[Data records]
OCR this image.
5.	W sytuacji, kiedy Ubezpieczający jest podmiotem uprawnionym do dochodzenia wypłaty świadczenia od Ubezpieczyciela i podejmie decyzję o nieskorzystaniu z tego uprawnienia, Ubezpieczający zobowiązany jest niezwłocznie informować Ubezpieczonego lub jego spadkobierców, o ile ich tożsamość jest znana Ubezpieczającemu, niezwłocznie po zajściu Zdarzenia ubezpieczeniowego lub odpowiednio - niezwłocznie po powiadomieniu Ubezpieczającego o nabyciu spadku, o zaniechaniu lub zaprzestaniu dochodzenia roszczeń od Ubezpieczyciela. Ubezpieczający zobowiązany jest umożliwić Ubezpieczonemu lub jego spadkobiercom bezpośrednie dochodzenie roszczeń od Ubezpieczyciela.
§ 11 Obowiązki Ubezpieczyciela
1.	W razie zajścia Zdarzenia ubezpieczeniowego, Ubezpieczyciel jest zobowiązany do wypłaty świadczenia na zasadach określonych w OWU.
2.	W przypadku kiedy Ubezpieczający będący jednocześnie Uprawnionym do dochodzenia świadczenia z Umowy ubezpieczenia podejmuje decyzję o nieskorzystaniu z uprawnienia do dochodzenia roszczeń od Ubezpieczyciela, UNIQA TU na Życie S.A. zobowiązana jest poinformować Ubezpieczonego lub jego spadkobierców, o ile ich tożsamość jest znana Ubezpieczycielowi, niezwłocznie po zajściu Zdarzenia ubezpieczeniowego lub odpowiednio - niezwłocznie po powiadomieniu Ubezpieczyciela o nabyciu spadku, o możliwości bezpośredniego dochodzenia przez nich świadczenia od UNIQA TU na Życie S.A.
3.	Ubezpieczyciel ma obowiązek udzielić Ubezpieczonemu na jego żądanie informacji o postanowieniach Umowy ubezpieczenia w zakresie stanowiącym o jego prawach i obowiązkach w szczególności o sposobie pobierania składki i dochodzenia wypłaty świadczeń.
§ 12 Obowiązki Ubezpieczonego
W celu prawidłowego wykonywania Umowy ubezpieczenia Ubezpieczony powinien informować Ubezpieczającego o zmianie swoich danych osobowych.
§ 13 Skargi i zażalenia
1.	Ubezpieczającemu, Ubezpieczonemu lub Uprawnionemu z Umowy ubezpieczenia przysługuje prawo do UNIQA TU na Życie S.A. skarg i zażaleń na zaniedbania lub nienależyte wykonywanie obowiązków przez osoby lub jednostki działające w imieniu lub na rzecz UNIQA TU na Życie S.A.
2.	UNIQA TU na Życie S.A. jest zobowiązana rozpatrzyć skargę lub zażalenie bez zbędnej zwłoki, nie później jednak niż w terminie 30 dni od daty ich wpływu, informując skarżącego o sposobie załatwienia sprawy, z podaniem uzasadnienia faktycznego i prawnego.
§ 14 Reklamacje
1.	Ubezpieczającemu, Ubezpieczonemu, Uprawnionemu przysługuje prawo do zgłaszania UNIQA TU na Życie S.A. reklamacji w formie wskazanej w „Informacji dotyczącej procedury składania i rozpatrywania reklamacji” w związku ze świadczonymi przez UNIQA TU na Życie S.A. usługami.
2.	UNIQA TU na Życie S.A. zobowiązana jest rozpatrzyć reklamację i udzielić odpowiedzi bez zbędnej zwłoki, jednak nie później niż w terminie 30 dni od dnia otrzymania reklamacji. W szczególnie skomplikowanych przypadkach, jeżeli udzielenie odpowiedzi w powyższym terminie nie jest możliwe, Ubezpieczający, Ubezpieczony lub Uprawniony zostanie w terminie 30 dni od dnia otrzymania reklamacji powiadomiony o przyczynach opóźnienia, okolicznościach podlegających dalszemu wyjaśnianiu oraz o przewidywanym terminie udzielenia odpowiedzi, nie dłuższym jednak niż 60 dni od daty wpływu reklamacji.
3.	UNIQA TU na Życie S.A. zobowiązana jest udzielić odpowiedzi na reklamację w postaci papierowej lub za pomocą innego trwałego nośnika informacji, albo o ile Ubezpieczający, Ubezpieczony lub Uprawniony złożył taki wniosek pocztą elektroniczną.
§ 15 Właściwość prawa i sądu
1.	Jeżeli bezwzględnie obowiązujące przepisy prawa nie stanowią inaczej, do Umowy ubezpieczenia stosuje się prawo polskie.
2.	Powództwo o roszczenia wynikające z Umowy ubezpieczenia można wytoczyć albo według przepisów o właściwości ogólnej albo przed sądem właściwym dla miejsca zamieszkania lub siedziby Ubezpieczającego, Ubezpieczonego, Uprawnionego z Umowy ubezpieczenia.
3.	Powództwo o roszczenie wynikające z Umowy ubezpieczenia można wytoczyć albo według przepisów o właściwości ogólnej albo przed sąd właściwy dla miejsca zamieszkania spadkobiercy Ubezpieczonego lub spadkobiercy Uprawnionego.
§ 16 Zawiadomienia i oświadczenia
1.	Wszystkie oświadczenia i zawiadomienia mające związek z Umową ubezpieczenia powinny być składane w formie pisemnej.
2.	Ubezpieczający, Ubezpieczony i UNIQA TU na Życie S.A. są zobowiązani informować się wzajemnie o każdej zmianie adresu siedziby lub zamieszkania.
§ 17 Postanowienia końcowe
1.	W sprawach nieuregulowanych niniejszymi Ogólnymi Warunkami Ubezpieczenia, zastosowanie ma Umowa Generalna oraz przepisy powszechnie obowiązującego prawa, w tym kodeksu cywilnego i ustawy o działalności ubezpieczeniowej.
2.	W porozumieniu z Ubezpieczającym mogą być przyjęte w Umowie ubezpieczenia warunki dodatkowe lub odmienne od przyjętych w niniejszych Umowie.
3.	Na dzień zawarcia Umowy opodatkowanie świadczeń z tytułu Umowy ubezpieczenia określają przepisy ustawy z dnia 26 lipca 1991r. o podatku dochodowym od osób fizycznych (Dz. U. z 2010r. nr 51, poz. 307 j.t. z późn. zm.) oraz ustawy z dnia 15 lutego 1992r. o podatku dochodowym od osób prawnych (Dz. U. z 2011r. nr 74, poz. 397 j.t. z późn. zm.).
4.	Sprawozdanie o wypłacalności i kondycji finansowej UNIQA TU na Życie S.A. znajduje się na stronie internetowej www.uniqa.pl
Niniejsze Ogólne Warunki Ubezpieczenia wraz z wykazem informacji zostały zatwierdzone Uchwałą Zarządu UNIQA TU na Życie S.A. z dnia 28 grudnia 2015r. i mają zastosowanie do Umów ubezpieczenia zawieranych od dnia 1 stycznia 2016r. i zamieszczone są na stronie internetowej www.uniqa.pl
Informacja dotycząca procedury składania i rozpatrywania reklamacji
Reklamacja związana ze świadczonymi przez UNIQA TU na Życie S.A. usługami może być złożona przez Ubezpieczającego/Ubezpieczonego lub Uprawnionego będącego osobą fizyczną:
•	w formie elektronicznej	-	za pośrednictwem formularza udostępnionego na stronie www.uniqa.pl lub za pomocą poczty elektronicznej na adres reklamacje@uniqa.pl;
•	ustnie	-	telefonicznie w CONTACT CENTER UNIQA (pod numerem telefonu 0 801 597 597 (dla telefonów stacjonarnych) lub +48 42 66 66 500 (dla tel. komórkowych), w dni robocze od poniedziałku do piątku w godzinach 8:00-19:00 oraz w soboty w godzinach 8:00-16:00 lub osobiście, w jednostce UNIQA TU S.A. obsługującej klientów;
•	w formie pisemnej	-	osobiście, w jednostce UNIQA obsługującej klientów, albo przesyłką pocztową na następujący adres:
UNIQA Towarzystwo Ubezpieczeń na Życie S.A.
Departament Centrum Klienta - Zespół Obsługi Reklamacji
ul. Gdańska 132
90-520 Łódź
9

Written instruction:
Look over the records above and copy each line that includes the string "pisemnej".

Answer for the task:
1.	Wszystkie oświadczenia i zawiadomienia mające związek z Umową ubezpieczenia powinny być składane w formie pisemnej.
•	w formie pisemnej	-	osobiście, w jednostce UNIQA obsługującej klientów, albo przesyłką pocztową na następujący adres:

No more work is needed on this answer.